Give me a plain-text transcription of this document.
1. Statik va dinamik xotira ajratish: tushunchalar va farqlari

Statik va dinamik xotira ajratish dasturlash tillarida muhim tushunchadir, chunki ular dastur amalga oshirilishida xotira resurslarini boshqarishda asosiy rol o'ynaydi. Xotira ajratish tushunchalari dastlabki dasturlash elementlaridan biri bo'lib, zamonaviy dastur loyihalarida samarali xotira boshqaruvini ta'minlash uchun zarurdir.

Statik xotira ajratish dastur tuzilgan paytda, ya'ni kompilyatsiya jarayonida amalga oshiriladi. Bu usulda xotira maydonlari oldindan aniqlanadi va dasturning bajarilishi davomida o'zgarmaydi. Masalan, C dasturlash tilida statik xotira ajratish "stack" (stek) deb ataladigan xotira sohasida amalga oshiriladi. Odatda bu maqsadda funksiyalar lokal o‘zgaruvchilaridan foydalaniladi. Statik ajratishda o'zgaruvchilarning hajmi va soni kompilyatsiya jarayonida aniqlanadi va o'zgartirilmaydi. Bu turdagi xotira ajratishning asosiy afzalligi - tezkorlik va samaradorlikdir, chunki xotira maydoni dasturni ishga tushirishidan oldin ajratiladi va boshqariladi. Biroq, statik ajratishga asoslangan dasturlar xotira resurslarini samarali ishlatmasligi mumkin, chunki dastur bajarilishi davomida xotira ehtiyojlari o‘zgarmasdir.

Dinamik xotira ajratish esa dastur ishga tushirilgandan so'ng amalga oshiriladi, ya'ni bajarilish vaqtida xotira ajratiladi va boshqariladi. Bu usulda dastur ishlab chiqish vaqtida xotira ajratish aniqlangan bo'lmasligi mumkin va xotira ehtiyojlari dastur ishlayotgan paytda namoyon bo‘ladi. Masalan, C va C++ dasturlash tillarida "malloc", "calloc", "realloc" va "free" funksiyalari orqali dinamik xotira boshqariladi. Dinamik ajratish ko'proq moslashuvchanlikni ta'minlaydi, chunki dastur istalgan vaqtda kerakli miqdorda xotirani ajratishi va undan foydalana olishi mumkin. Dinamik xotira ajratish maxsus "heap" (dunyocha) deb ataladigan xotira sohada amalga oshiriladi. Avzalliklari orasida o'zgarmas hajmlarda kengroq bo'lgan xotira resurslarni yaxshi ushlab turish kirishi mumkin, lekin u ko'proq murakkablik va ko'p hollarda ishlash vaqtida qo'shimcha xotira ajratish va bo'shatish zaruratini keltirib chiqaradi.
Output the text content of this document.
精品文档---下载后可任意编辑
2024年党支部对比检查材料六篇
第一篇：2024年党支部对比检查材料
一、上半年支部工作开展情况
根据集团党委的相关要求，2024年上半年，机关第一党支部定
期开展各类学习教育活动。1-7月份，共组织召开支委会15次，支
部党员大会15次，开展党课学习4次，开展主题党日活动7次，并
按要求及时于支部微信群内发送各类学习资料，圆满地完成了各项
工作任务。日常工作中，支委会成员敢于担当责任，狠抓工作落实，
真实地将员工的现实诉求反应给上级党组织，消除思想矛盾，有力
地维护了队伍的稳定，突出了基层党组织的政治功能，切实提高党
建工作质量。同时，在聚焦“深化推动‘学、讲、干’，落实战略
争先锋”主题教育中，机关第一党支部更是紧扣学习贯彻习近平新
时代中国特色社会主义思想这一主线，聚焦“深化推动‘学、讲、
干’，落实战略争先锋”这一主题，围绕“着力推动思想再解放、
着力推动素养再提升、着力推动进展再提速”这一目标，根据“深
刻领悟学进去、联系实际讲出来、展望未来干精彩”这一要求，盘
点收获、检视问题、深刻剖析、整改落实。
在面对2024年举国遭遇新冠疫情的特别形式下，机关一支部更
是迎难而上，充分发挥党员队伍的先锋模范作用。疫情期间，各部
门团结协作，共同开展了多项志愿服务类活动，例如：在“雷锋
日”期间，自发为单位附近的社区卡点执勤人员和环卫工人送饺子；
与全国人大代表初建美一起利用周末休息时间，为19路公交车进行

········

Write out the records above again, keeping each one identical to the original.

Give me a plain-text transcription of this document.
1. Statik va dinamik xotira ajratish: tushunchalar va farqlari

Statik va dinamik xotira ajratish dasturlash tillarida muhim tushunchadir, chunki ular dastur amalga oshirilishida xotira resurslarini boshqarishda asosiy rol o'ynaydi. Xotira ajratish tushunchalari dastlabki dasturlash elementlaridan biri bo'lib, zamonaviy dastur loyihalarida samarali xotira boshqaruvini ta'minlash uchun zarurdir.

Statik xotira ajratish dastur tuzilgan paytda, ya'ni kompilyatsiya jarayonida amalga oshiriladi. Bu usulda xotira maydonlari oldindan aniqlanadi va dasturning bajarilishi davomida o'zgarmaydi. Masalan, C dasturlash tilida statik xotira ajratish "stack" (stek) deb ataladigan xotira sohasida amalga oshiriladi. Odatda bu maqsadda funksiyalar lokal o‘zgaruvchilaridan foydalaniladi. Statik ajratishda o'zgaruvchilarning hajmi va soni kompilyatsiya jarayonida aniqlanadi va o'zgartirilmaydi. Bu turdagi xotira ajratishning asosiy afzalligi - tezkorlik va samaradorlikdir, chunki xotira maydoni dasturni ishga tushirishidan oldin ajratiladi va boshqariladi. Biroq, statik ajratishga asoslangan dasturlar xotira resurslarini samarali ishlatmasligi mumkin, chunki dastur bajarilishi davomida xotira ehtiyojlari o‘zgarmasdir.

Dinamik xotira ajratish esa dastur ishga tushirilgandan so'ng amalga oshiriladi, ya'ni bajarilish vaqtida xotira ajratiladi va boshqariladi. Bu usulda dastur ishlab chiqish vaqtida xotira ajratish aniqlangan bo'lmasligi mumkin va xotira ehtiyojlari dastur ishlayotgan paytda namoyon bo‘ladi. Masalan, C va C++ dasturlash tillarida "malloc", "calloc", "realloc" va "free" funksiyalari orqali dinamik xotira boshqariladi. Dinamik ajratish ko'proq moslashuvchanlikni ta'minlaydi, chunki dastur istalgan vaqtda kerakli miqdorda xotirani ajratishi va undan foydalana olishi mumkin. Dinamik xotira ajratish maxsus "heap" (dunyocha) deb ataladigan xotira sohada amalga oshiriladi. Avzalliklari orasida o'zgarmas hajmlarda kengroq bo'lgan xotira resurslarni yaxshi ushlab turish kirishi mumkin, lekin u ko'proq murakkablik va ko'p hollarda ishlash vaqtida qo'shimcha xotira ajratish va bo'shatish zaruratini keltirib chiqaradi.
Output the text content of this document.
精品文档---下载后可任意编辑
2024年党支部对比检查材料六篇
第一篇：2024年党支部对比检查材料
一、上半年支部工作开展情况
根据集团党委的相关要求，2024年上半年，机关第一党支部定
期开展各类学习教育活动。1-7月份，共组织召开支委会15次，支
部党员大会15次，开展党课学习4次，开展主题党日活动7次，并
按要求及时于支部微信群内发送各类学习资料，圆满地完成了各项
工作任务。日常工作中，支委会成员敢于担当责任，狠抓工作落实，
真实地将员工的现实诉求反应给上级党组织，消除思想矛盾，有力
地维护了队伍的稳定，突出了基层党组织的政治功能，切实提高党
建工作质量。同时，在聚焦“深化推动‘学、讲、干’，落实战略
争先锋”主题教育中，机关第一党支部更是紧扣学习贯彻习近平新
时代中国特色社会主义思想这一主线，聚焦“深化推动‘学、讲、
干’，落实战略争先锋”这一主题，围绕“着力推动思想再解放、
着力推动素养再提升、着力推动进展再提速”这一目标，根据“深
刻领悟学进去、联系实际讲出来、展望未来干精彩”这一要求，盘
点收获、检视问题、深刻剖析、整改落实。
在面对2024年举国遭遇新冠疫情的特别形式下，机关一支部更
是迎难而上，充分发挥党员队伍的先锋模范作用。疫情期间，各部
门团结协作，共同开展了多项志愿服务类活动，例如：在“雷锋
日”期间，自发为单位附近的社区卡点执勤人员和环卫工人送饺子；
与全国人大代表初建美一起利用周末休息时间，为19路公交车进行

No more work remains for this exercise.